▶ EXCERPTED PASSAGE:
━━━━━━━━━━━━━━━━━━━━

---
name: docstring
description: Write docstrings for PyTorch functions and methods following PyTorch conventions. Use when writing or updating docstrings in PyTorch code.
---

# PyTorch Docstring Writing Guide

This skill describes how to write docstrings for functions and methods in the PyTorch project, following the conventions in `torch/_tensor_docs.py` and `torch/nn/functional.py`.

## General Principles

- Use **raw strings** (`r"""..."""`) for all docstrings to avoid issues with LaTeX/math backslashes
- Follow **Sphinx/reStructuredText** (reST) format for documentation
- Be **concise but complete** - include all essential information
- Always include **examples** when possible
- Use **cross-references** to related functions/classes

## Docstring Structure

### 1. Function Signature (First Line)

━━━━━━━━━━━━━━━━━━━━

▶ SOURCE INFORMATION:
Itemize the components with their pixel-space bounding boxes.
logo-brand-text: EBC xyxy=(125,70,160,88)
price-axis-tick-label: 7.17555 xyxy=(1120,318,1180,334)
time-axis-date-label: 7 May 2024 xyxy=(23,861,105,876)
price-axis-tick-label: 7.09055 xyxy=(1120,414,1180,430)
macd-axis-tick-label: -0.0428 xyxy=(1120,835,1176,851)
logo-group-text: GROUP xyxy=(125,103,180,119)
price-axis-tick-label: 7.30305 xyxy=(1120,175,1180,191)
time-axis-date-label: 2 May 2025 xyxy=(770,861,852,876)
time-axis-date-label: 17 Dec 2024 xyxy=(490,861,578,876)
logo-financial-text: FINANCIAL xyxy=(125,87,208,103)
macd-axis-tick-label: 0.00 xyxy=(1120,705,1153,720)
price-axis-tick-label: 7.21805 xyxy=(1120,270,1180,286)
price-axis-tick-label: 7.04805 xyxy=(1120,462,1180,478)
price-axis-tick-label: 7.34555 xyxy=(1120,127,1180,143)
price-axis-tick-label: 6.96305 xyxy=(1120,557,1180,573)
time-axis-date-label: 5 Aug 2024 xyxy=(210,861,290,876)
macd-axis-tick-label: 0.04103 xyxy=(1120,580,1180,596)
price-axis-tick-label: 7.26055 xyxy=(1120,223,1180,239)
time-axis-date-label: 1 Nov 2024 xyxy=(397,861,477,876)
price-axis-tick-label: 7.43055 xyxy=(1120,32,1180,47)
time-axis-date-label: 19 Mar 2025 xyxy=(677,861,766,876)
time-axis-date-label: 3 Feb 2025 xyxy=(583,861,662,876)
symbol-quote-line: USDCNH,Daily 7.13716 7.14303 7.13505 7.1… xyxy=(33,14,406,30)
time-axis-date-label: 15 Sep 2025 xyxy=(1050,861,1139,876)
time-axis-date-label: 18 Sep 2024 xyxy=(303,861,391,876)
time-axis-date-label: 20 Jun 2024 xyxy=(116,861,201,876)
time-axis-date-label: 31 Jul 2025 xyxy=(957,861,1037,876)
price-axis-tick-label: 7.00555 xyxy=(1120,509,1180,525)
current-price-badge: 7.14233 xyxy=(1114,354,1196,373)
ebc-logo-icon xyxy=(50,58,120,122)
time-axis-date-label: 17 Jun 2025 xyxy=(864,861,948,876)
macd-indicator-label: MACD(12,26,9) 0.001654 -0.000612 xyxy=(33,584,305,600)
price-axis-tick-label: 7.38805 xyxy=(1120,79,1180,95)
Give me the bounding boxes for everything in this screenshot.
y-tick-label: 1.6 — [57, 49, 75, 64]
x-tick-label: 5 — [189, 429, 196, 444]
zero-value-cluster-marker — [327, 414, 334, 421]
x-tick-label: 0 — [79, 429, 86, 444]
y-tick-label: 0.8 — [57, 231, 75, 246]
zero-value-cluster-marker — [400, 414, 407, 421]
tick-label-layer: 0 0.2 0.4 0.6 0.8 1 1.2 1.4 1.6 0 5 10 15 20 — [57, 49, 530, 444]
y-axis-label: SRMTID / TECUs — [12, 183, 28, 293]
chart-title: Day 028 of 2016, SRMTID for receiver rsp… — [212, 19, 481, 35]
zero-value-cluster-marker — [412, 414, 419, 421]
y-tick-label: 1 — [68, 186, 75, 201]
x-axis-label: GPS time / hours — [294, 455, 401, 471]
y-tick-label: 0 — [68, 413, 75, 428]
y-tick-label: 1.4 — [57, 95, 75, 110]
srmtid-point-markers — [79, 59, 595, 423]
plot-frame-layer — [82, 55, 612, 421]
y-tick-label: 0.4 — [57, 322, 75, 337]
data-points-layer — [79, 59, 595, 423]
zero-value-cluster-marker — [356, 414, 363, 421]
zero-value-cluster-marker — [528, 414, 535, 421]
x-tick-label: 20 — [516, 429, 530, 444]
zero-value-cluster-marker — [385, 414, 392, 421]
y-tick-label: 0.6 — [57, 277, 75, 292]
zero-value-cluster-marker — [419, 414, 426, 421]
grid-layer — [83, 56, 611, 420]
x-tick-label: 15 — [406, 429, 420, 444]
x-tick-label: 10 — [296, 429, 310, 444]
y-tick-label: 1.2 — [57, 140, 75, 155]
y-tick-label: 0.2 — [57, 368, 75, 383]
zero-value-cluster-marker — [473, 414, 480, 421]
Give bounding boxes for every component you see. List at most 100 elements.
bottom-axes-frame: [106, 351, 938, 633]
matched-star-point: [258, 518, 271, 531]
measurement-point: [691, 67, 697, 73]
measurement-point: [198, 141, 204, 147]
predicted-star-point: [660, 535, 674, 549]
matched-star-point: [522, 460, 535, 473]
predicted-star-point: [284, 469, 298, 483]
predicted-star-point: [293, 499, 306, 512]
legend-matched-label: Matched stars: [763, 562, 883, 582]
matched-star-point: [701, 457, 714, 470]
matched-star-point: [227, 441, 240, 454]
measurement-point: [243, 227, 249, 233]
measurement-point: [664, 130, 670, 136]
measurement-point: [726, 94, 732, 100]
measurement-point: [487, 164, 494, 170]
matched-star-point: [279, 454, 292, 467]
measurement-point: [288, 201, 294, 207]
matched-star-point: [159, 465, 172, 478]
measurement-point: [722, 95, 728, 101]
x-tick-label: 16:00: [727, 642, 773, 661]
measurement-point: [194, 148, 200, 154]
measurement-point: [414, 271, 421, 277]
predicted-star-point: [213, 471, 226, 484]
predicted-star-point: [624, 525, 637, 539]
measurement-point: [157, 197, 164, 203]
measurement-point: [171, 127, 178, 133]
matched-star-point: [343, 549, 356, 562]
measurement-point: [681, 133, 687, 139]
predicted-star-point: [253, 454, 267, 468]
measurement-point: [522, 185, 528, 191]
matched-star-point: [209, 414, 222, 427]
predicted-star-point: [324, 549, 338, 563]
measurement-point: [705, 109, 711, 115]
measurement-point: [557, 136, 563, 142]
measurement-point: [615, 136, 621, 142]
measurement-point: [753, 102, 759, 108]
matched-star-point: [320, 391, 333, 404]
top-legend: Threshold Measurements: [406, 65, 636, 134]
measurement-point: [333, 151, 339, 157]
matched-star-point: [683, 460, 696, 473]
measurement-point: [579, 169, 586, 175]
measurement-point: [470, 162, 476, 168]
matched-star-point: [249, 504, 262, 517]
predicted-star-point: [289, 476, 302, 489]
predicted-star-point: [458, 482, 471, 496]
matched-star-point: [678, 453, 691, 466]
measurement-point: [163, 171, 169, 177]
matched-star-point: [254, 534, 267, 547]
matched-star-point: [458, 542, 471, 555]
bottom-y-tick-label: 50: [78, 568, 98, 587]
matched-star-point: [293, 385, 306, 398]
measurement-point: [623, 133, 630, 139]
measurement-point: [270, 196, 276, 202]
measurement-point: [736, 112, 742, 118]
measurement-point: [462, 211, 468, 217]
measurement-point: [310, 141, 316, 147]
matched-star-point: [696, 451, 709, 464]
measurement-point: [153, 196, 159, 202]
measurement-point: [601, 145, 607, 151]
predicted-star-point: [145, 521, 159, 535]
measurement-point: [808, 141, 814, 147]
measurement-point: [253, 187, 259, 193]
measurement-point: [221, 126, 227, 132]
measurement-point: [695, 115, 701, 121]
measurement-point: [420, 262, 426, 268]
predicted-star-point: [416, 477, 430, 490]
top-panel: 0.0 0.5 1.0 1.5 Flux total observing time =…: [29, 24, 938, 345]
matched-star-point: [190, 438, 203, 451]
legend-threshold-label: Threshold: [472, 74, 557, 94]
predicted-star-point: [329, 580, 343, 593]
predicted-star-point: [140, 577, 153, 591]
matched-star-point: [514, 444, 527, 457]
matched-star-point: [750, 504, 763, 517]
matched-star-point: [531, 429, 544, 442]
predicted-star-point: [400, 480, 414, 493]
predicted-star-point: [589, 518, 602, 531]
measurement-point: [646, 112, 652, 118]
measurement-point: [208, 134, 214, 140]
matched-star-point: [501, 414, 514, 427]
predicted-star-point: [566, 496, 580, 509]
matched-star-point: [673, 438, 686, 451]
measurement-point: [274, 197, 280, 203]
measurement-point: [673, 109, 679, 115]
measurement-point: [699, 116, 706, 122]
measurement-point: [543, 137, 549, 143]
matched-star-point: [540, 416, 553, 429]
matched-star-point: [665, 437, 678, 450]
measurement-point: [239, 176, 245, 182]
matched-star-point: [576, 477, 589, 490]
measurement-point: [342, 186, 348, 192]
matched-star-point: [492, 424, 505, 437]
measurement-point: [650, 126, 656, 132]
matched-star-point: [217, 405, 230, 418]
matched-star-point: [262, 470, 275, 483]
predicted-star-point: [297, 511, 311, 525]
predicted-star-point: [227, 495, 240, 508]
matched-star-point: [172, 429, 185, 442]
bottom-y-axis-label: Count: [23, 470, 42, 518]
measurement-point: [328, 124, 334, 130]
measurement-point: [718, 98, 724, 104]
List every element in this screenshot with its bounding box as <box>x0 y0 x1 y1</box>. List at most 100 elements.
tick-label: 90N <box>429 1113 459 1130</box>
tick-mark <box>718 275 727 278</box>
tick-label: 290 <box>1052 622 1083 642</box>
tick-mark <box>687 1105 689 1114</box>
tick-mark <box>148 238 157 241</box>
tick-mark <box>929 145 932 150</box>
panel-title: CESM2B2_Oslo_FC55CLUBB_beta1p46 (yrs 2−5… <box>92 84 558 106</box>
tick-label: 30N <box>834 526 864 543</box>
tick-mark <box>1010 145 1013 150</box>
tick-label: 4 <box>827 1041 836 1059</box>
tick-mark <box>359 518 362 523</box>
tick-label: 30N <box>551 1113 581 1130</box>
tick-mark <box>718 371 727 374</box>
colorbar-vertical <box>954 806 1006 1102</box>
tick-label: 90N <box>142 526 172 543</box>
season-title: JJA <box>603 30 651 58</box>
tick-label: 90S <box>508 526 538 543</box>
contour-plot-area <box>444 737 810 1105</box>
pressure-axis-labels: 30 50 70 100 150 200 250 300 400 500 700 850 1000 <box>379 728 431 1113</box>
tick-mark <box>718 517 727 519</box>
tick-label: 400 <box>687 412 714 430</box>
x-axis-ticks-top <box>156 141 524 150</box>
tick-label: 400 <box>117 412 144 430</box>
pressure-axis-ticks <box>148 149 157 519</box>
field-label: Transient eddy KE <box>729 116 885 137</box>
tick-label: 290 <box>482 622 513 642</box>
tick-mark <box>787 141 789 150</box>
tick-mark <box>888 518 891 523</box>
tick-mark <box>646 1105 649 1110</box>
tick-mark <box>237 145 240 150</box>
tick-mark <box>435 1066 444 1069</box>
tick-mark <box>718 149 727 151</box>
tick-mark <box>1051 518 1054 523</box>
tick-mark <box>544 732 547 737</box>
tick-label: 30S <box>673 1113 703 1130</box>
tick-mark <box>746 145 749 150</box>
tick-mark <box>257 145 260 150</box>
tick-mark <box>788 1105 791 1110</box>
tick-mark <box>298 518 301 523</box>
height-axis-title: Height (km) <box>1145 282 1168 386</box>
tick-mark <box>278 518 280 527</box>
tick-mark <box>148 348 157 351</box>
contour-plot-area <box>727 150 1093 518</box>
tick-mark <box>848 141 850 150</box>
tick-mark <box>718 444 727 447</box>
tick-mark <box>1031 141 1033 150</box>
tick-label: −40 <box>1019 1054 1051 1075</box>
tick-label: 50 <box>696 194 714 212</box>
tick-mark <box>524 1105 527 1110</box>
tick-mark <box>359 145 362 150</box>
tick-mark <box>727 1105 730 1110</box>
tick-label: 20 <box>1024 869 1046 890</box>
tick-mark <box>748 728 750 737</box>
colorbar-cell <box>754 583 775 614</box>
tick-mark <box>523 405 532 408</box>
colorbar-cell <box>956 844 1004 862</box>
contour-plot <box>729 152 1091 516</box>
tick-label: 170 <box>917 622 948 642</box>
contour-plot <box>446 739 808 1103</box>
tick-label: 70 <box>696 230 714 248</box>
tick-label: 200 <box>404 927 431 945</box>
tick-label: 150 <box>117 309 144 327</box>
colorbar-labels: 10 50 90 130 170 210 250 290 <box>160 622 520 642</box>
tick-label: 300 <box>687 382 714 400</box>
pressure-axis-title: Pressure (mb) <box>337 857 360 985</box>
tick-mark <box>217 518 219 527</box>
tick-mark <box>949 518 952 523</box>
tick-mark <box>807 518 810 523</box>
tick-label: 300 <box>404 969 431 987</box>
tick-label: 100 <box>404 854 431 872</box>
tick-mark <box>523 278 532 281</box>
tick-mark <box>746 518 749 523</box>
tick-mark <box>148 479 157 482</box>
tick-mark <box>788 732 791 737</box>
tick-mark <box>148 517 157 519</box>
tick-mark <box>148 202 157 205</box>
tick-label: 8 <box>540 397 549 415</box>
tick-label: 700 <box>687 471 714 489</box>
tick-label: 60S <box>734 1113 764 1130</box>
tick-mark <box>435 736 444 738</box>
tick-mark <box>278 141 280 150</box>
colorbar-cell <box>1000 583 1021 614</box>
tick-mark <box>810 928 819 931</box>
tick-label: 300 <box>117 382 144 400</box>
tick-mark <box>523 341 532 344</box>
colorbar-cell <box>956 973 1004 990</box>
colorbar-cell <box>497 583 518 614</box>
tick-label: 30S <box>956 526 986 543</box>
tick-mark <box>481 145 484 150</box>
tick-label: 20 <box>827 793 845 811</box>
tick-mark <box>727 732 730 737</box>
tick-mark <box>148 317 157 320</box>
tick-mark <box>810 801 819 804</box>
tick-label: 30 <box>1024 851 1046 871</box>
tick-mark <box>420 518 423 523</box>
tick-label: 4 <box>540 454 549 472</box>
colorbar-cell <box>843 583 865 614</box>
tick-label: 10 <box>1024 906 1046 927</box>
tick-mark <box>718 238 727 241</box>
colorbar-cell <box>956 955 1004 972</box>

━━━━━━━━━━━━━━━━━━━━

▶ BRIEF:
Answer these about the PyTorch docstring guide:
1. Which two files does the guide say its conventions come from?
2. Why should every docstring be written as a raw string?
3. What is the first part listed under the guide's docstring structure?

▶ RESPONSE:
1. `torch/_tensor_docs.py` and `torch/nn/functional.py`
2. To avoid issues with LaTeX/math backslashes.
3. The function signature, on the first line.